A block of data
* * * * * * * * *
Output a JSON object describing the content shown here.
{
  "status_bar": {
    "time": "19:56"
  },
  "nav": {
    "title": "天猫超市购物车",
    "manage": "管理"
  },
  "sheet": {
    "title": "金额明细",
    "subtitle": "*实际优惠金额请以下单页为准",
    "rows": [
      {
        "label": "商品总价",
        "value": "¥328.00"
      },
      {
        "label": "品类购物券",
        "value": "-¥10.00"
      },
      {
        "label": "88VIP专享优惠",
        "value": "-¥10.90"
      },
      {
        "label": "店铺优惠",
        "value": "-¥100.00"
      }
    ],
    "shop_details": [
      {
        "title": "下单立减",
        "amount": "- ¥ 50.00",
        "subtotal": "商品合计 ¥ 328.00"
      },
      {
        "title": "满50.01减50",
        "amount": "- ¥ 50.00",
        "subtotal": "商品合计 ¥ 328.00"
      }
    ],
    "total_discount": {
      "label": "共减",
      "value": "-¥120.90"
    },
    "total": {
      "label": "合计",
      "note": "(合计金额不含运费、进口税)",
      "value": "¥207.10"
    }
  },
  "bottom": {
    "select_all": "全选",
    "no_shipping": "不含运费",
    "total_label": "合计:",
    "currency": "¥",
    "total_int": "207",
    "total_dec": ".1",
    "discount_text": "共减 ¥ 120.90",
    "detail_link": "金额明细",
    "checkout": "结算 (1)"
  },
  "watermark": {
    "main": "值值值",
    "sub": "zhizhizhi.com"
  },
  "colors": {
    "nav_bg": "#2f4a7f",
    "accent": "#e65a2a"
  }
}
* * * * * * * * *
**OBJECTIVE**. Identify the lines of the data that contain the word "value". Copy each of them.

**RESULT OF THIS TASK**.
        "value": "¥328.00"
        "value": "-¥10.00"
        "value": "-¥10.90"
        "value": "-¥100.00"
      "value": "-¥120.90"
      "value": "¥207.10"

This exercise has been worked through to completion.